# [EXERCISE PROMPT]
All lines in the data bearing the string "руку" should be identified and copied.
━━━━━━
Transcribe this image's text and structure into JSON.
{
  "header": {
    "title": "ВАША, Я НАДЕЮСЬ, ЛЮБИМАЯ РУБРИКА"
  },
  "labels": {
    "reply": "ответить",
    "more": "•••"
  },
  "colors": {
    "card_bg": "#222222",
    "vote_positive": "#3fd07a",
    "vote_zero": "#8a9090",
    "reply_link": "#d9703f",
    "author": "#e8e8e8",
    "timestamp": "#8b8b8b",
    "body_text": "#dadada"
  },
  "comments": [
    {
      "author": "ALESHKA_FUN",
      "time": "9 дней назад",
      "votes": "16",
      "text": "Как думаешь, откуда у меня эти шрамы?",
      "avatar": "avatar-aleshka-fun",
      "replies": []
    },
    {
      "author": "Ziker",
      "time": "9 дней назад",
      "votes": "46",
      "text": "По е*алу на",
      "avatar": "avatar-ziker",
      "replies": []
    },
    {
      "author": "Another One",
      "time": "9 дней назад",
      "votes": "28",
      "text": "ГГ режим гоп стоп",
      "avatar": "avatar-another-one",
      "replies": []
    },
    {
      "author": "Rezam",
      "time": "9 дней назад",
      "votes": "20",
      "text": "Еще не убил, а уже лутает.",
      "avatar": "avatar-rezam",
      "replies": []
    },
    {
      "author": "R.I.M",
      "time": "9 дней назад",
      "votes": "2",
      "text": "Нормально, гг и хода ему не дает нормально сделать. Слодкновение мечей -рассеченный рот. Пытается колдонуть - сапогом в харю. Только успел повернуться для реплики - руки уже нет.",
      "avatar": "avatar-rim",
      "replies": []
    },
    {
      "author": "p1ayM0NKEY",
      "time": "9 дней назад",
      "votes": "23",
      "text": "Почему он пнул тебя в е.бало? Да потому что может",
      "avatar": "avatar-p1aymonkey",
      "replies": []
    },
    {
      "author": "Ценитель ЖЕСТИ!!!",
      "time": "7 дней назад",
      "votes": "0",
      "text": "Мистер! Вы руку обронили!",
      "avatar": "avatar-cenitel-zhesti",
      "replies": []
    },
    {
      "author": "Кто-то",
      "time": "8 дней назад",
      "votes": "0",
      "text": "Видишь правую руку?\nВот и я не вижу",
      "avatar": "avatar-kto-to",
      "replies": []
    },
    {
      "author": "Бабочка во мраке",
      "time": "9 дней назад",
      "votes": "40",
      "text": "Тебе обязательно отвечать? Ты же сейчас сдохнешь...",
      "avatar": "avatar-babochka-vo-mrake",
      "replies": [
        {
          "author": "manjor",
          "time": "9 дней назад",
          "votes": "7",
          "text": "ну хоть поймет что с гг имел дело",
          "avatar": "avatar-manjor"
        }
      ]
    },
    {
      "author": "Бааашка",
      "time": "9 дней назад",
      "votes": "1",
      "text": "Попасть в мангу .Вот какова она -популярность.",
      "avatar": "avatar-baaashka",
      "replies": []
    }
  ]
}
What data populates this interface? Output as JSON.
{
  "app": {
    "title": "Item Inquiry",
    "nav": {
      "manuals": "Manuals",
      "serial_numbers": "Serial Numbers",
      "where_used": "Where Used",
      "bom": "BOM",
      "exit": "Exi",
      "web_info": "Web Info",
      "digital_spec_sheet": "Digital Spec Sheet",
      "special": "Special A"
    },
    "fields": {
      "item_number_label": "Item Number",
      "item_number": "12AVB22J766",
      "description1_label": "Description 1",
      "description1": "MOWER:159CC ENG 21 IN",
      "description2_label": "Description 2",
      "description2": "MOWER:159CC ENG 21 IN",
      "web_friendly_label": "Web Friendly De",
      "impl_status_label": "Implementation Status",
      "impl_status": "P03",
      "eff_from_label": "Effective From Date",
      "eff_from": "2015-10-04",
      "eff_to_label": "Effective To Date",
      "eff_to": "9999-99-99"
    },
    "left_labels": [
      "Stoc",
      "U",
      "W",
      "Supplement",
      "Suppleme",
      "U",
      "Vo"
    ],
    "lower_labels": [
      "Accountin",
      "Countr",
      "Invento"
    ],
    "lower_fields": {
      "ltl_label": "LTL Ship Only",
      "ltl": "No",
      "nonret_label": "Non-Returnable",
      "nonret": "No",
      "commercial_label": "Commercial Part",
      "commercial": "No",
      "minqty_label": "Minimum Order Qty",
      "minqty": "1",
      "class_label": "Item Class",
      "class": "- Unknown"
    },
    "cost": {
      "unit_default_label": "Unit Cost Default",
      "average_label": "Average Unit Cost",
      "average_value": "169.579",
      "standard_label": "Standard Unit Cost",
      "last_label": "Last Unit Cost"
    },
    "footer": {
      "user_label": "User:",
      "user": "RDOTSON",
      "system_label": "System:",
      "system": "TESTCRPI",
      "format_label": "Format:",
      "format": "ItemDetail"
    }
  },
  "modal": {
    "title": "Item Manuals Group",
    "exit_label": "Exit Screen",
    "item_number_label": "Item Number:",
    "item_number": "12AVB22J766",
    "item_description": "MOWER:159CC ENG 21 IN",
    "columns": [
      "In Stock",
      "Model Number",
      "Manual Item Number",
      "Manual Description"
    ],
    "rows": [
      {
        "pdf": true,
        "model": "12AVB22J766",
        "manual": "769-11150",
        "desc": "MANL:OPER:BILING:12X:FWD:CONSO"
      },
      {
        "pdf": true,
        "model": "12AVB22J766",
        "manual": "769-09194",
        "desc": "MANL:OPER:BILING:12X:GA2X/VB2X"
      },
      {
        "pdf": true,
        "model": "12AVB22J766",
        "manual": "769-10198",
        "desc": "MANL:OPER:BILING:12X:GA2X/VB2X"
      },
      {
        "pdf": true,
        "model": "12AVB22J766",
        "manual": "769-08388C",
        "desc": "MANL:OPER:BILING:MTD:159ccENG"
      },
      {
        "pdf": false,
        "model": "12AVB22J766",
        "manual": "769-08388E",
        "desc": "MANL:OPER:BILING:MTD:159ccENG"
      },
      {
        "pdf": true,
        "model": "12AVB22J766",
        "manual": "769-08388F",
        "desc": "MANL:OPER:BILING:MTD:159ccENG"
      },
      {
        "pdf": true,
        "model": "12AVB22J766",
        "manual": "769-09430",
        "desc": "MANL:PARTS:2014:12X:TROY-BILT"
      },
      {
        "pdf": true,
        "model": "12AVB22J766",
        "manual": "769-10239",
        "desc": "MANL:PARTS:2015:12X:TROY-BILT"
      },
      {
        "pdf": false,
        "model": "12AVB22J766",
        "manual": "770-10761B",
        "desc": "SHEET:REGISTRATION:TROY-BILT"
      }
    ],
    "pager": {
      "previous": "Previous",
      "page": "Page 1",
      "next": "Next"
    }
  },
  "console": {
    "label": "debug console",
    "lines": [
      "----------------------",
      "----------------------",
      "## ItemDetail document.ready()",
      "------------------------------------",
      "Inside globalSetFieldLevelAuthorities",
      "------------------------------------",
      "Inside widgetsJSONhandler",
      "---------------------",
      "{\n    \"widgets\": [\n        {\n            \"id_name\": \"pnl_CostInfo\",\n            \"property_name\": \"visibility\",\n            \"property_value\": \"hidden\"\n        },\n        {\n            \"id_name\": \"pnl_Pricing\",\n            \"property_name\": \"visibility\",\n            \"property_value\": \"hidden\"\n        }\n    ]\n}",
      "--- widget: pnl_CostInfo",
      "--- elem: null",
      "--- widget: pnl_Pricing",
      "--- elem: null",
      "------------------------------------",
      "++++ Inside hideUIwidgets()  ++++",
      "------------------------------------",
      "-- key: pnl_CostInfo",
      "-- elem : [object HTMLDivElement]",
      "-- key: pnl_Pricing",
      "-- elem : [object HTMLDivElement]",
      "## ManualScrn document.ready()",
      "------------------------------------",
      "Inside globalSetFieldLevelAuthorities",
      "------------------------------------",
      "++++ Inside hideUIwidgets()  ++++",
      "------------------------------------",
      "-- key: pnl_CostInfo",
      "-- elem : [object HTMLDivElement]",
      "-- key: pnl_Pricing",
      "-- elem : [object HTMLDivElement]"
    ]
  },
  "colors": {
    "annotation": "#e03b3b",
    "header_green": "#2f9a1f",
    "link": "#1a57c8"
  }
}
━━━━━━
# [RESULT]
      "text": "Мистер! Вы руку обронили!",
      "text": "Видишь правую руку?\nВот и я не вижу",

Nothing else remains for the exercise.